Data entries:
──────────────────────────────
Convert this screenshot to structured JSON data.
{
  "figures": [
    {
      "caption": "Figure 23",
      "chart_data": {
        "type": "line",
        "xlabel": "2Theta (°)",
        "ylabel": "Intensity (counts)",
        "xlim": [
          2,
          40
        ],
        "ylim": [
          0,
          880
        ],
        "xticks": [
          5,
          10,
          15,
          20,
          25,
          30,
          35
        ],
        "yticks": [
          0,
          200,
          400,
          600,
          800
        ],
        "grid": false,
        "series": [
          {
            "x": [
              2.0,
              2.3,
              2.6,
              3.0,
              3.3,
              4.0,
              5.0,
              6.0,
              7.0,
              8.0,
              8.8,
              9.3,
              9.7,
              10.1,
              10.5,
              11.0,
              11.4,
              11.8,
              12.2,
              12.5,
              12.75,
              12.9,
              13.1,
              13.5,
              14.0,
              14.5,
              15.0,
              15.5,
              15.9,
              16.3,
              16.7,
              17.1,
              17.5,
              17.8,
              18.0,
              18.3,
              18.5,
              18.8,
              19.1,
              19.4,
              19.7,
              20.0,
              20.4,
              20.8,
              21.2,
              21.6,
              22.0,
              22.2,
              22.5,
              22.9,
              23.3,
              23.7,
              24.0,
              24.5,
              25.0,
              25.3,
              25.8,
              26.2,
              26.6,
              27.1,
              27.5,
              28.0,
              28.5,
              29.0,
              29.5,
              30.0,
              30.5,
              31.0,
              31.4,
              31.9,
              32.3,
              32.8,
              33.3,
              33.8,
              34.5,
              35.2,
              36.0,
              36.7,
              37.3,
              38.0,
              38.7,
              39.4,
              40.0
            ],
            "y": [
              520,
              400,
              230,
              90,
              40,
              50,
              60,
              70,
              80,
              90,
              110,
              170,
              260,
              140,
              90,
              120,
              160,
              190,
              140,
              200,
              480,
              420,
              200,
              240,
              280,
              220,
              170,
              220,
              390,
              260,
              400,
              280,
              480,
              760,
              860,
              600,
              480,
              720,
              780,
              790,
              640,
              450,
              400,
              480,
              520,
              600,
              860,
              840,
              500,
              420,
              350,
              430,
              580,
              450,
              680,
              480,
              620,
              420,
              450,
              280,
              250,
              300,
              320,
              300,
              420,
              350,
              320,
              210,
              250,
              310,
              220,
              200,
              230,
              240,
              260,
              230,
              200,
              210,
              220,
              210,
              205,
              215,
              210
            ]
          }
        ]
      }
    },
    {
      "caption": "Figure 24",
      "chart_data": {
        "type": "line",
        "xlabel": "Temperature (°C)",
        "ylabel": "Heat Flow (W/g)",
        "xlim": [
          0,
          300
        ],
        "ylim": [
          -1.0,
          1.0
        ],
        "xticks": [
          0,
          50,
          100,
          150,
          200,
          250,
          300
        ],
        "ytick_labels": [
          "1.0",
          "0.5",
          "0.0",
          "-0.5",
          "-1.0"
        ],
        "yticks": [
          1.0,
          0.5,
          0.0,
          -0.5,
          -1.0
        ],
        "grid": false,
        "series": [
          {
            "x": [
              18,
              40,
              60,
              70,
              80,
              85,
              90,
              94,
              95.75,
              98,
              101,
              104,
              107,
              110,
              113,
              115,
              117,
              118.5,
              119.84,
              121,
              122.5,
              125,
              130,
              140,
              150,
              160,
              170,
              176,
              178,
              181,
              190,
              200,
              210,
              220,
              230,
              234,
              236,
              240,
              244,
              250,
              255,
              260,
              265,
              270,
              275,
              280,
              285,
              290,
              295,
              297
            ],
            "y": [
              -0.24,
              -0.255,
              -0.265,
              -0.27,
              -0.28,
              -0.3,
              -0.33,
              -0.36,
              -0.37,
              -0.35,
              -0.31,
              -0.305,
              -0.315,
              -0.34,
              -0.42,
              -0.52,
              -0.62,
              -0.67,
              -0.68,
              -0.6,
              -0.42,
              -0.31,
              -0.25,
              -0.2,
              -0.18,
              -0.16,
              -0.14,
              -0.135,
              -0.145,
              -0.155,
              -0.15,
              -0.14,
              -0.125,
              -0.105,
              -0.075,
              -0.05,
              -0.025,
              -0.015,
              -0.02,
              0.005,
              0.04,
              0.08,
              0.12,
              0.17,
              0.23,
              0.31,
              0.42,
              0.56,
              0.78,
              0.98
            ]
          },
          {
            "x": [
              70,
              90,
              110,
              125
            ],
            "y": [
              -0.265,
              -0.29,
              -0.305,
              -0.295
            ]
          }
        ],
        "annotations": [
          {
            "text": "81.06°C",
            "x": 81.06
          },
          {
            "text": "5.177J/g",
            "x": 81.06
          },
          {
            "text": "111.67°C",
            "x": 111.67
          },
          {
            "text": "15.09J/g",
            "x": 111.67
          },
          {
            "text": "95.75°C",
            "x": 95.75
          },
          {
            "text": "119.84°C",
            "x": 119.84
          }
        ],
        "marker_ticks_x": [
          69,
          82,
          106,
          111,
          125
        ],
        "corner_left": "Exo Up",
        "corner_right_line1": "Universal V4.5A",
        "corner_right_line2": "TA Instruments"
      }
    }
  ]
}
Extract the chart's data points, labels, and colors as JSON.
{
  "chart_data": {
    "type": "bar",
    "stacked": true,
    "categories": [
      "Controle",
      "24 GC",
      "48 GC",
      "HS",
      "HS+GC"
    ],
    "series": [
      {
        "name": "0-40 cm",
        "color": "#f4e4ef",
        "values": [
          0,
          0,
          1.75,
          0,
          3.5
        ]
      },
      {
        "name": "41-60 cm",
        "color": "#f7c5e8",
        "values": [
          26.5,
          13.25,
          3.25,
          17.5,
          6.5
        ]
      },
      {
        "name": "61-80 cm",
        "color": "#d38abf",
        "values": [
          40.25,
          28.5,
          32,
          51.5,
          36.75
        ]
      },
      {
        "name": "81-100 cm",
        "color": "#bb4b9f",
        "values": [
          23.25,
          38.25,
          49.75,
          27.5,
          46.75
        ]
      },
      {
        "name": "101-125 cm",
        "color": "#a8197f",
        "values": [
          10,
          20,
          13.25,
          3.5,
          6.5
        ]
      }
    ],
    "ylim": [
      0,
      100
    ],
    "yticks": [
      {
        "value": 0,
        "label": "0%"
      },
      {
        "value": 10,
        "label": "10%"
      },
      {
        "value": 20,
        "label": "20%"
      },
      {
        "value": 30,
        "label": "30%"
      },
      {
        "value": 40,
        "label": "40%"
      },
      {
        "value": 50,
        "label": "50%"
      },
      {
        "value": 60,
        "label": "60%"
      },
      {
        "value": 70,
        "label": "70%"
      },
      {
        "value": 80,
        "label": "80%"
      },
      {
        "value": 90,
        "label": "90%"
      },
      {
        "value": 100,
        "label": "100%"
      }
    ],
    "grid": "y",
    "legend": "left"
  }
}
──────────────────────────────
What the task asks:
Gather, from the listing above, every line carrying the word "caption".

Solution to the exercise:
      "caption": "Figure 23",
      "caption": "Figure 24",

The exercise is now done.